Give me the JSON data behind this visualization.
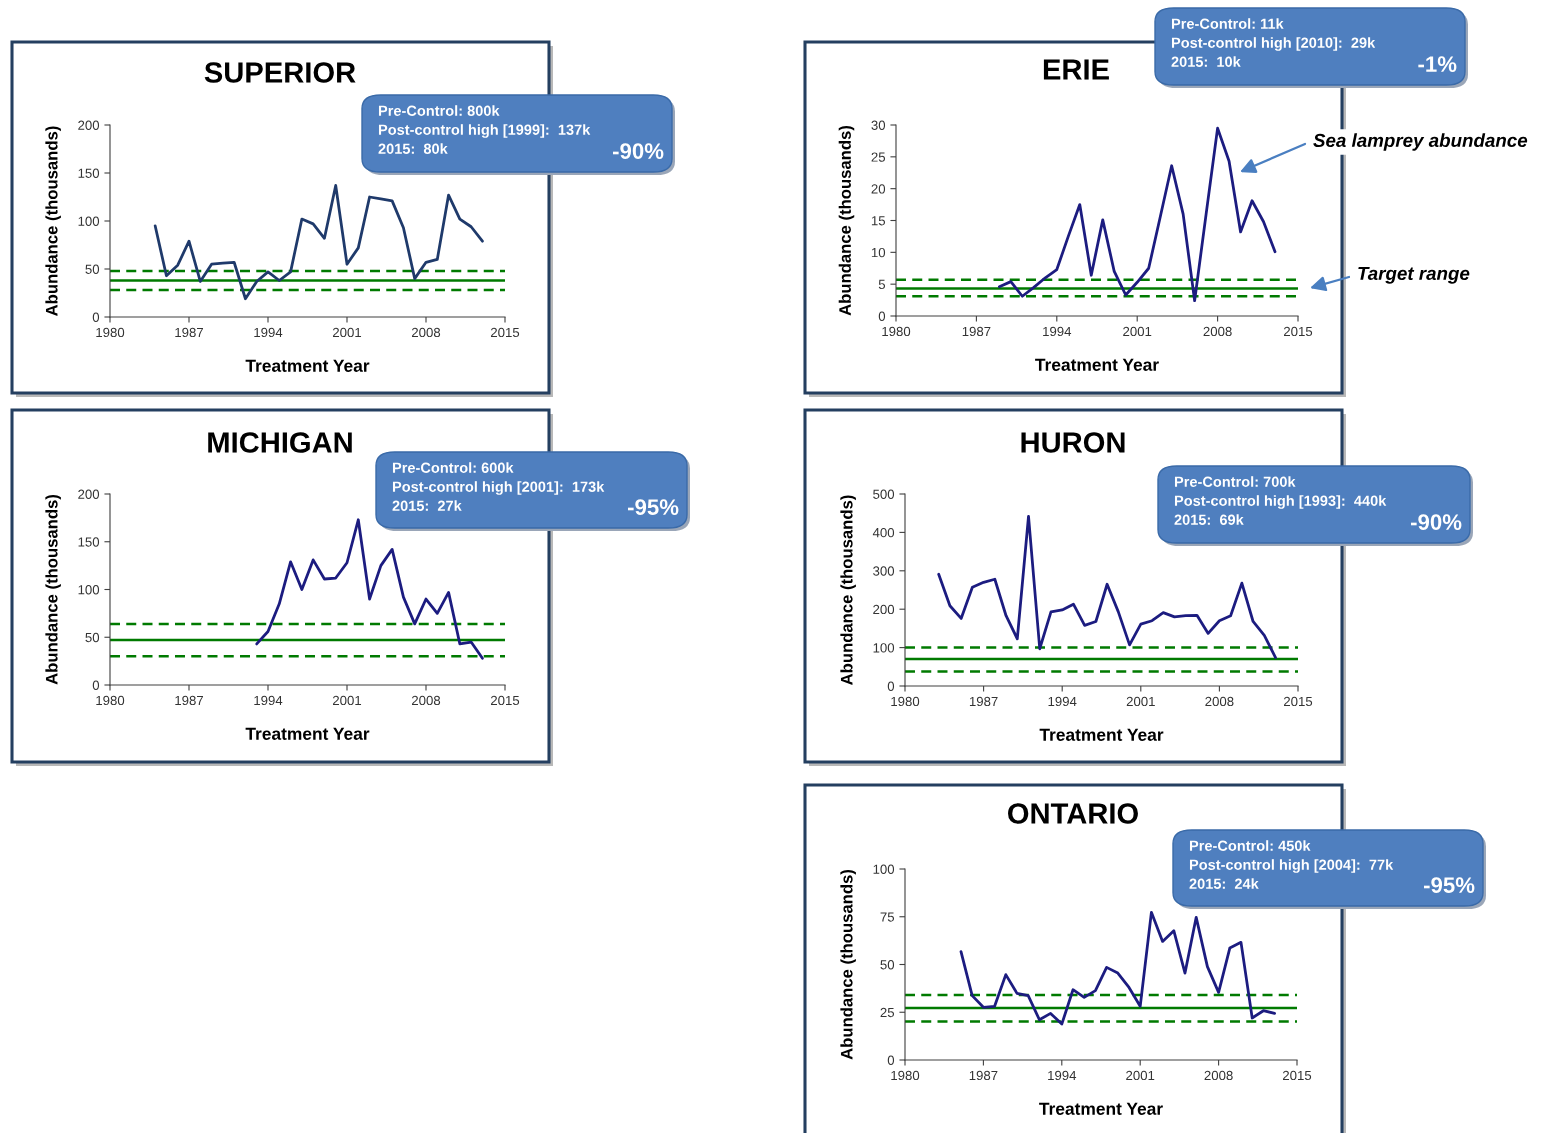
{
  "chart_data": [
    {
      "type": "line",
      "title": "SUPERIOR",
      "xlabel": "Treatment Year",
      "ylabel": "Abundance (thousands)",
      "xlim": [
        1980,
        2015
      ],
      "xticks": [
        1980,
        1987,
        1994,
        2001,
        2008,
        2015
      ],
      "ylim": [
        0,
        200
      ],
      "yticks": [
        0,
        50,
        100,
        150,
        200
      ],
      "grid": false,
      "legend": false,
      "series": [
        {
          "color": "#1f3a6b",
          "x": [
            1984,
            1985,
            1986,
            1987,
            1988,
            1989,
            1990,
            1991,
            1992,
            1993,
            1994,
            1995,
            1996,
            1997,
            1998,
            1999,
            2000,
            2001,
            2002,
            2003,
            2004,
            2005,
            2006,
            2007,
            2008,
            2009,
            2010,
            2011,
            2012,
            2013
          ],
          "values": [
            95,
            43,
            54,
            79,
            37,
            55,
            56,
            57,
            19,
            37,
            47,
            38,
            47,
            102,
            97,
            82,
            137,
            55,
            72,
            125,
            123,
            121,
            93,
            40,
            57,
            60,
            127,
            102,
            94,
            79
          ]
        }
      ],
      "ref_lines": [
        {
          "axis": "y",
          "value": 48,
          "color": "#007a00",
          "line_style": "dashed"
        },
        {
          "axis": "y",
          "value": 38,
          "color": "#007a00",
          "line_style": "solid"
        },
        {
          "axis": "y",
          "value": 28,
          "color": "#007a00",
          "line_style": "dashed"
        }
      ],
      "annotations": [
        "Pre-Control: 800k",
        "Post-control high [1999]:  137k",
        "2015:  80k",
        "-90%"
      ]
    },
    {
      "type": "line",
      "title": "ERIE",
      "xlabel": "Treatment Year",
      "ylabel": "Abundance (thousands)",
      "xlim": [
        1980,
        2015
      ],
      "xticks": [
        1980,
        1987,
        1994,
        2001,
        2008,
        2015
      ],
      "ylim": [
        0,
        30
      ],
      "yticks": [
        0,
        5,
        10,
        15,
        20,
        25,
        30
      ],
      "grid": false,
      "legend": false,
      "series": [
        {
          "color": "#1c1c80",
          "x": [
            1989,
            1990,
            1991,
            1992,
            1993,
            1994,
            1995,
            1996,
            1997,
            1998,
            1999,
            2000,
            2001,
            2002,
            2003,
            2004,
            2005,
            2006,
            2007,
            2008,
            2009,
            2010,
            2011,
            2012,
            2013
          ],
          "values": [
            4.6,
            5.4,
            3.1,
            4.5,
            6.0,
            7.3,
            12.5,
            17.5,
            6.4,
            15.1,
            7.0,
            3.3,
            5.3,
            7.5,
            15.5,
            23.6,
            16.0,
            2.4,
            16.0,
            29.5,
            24.3,
            13.2,
            18.1,
            14.8,
            10.1
          ]
        }
      ],
      "ref_lines": [
        {
          "axis": "y",
          "value": 5.7,
          "color": "#007a00",
          "line_style": "dashed"
        },
        {
          "axis": "y",
          "value": 4.3,
          "color": "#007a00",
          "line_style": "solid"
        },
        {
          "axis": "y",
          "value": 3.1,
          "color": "#007a00",
          "line_style": "dashed"
        }
      ],
      "annotations": [
        "Pre-Control: 11k",
        "Post-control high [2010]:  29k",
        "2015:  10k",
        "-1%",
        "Sea lamprey abundance",
        "Target range"
      ]
    },
    {
      "type": "line",
      "title": "MICHIGAN",
      "xlabel": "Treatment Year",
      "ylabel": "Abundance (thousands)",
      "xlim": [
        1980,
        2015
      ],
      "xticks": [
        1980,
        1987,
        1994,
        2001,
        2008,
        2015
      ],
      "ylim": [
        0,
        200
      ],
      "yticks": [
        0,
        50,
        100,
        150,
        200
      ],
      "grid": false,
      "legend": false,
      "series": [
        {
          "color": "#1c1c80",
          "x": [
            1993,
            1994,
            1995,
            1996,
            1997,
            1998,
            1999,
            2000,
            2001,
            2002,
            2003,
            2004,
            2005,
            2006,
            2007,
            2008,
            2009,
            2010,
            2011,
            2012,
            2013
          ],
          "values": [
            43,
            56,
            85,
            129,
            100,
            131,
            111,
            112,
            128,
            173,
            90,
            125,
            142,
            92,
            64,
            90,
            75,
            97,
            43,
            45,
            28
          ]
        }
      ],
      "ref_lines": [
        {
          "axis": "y",
          "value": 64,
          "color": "#007a00",
          "line_style": "dashed"
        },
        {
          "axis": "y",
          "value": 47,
          "color": "#007a00",
          "line_style": "solid"
        },
        {
          "axis": "y",
          "value": 30,
          "color": "#007a00",
          "line_style": "dashed"
        }
      ],
      "annotations": [
        "Pre-Control: 600k",
        "Post-control high [2001]:  173k",
        "2015:  27k",
        "-95%"
      ]
    },
    {
      "type": "line",
      "title": "HURON",
      "xlabel": "Treatment Year",
      "ylabel": "Abundance (thousands)",
      "xlim": [
        1980,
        2015
      ],
      "xticks": [
        1980,
        1987,
        1994,
        2001,
        2008,
        2015
      ],
      "ylim": [
        0,
        500
      ],
      "yticks": [
        0,
        100,
        200,
        300,
        400,
        500
      ],
      "grid": false,
      "legend": false,
      "series": [
        {
          "color": "#1c1c80",
          "x": [
            1983,
            1984,
            1985,
            1986,
            1987,
            1988,
            1989,
            1990,
            1991,
            1992,
            1993,
            1994,
            1995,
            1996,
            1997,
            1998,
            1999,
            2000,
            2001,
            2002,
            2003,
            2004,
            2005,
            2006,
            2007,
            2008,
            2009,
            2010,
            2011,
            2012,
            2013
          ],
          "values": [
            291,
            209,
            176,
            257,
            270,
            278,
            183,
            123,
            442,
            97,
            193,
            198,
            213,
            158,
            168,
            265,
            193,
            107,
            161,
            170,
            191,
            180,
            183,
            184,
            137,
            170,
            183,
            268,
            168,
            132,
            74
          ]
        }
      ],
      "ref_lines": [
        {
          "axis": "y",
          "value": 100,
          "color": "#007a00",
          "line_style": "dashed"
        },
        {
          "axis": "y",
          "value": 70,
          "color": "#007a00",
          "line_style": "solid"
        },
        {
          "axis": "y",
          "value": 38,
          "color": "#007a00",
          "line_style": "dashed"
        }
      ],
      "annotations": [
        "Pre-Control: 700k",
        "Post-control high [1993]:  440k",
        "2015:  69k",
        "-90%"
      ]
    },
    {
      "type": "line",
      "title": "ONTARIO",
      "xlabel": "Treatment Year",
      "ylabel": "Abundance (thousands)",
      "xlim": [
        1980,
        2015
      ],
      "xticks": [
        1980,
        1987,
        1994,
        2001,
        2008,
        2015
      ],
      "ylim": [
        0,
        100
      ],
      "yticks": [
        0,
        25,
        50,
        75,
        100
      ],
      "grid": false,
      "legend": false,
      "series": [
        {
          "color": "#1c1c80",
          "x": [
            1985,
            1986,
            1987,
            1988,
            1989,
            1990,
            1991,
            1992,
            1993,
            1994,
            1995,
            1996,
            1997,
            1998,
            1999,
            2000,
            2001,
            2002,
            2003,
            2004,
            2005,
            2006,
            2007,
            2008,
            2009,
            2010,
            2011,
            2012,
            2013
          ],
          "values": [
            56.7,
            33.7,
            27.6,
            28.1,
            44.7,
            34.9,
            33.7,
            21.1,
            24.4,
            18.8,
            36.8,
            32.8,
            36.3,
            48.5,
            45.5,
            38.0,
            28.1,
            77.3,
            62.1,
            67.7,
            45.5,
            74.7,
            48.9,
            35.4,
            58.6,
            61.6,
            22.0,
            25.8,
            24.4
          ]
        }
      ],
      "ref_lines": [
        {
          "axis": "y",
          "value": 34,
          "color": "#007a00",
          "line_style": "dashed"
        },
        {
          "axis": "y",
          "value": 27.2,
          "color": "#007a00",
          "line_style": "solid"
        },
        {
          "axis": "y",
          "value": 20.1,
          "color": "#007a00",
          "line_style": "dashed"
        }
      ],
      "annotations": [
        "Pre-Control: 450k",
        "Post-control high [2004]:  77k",
        "2015:  24k",
        "-95%"
      ]
    }
  ]
}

***

Of all the lines in the listing above, how many contain the word "Post"? Answer with the number alone.

*SOLUTION TO THE PROBLEM*: 5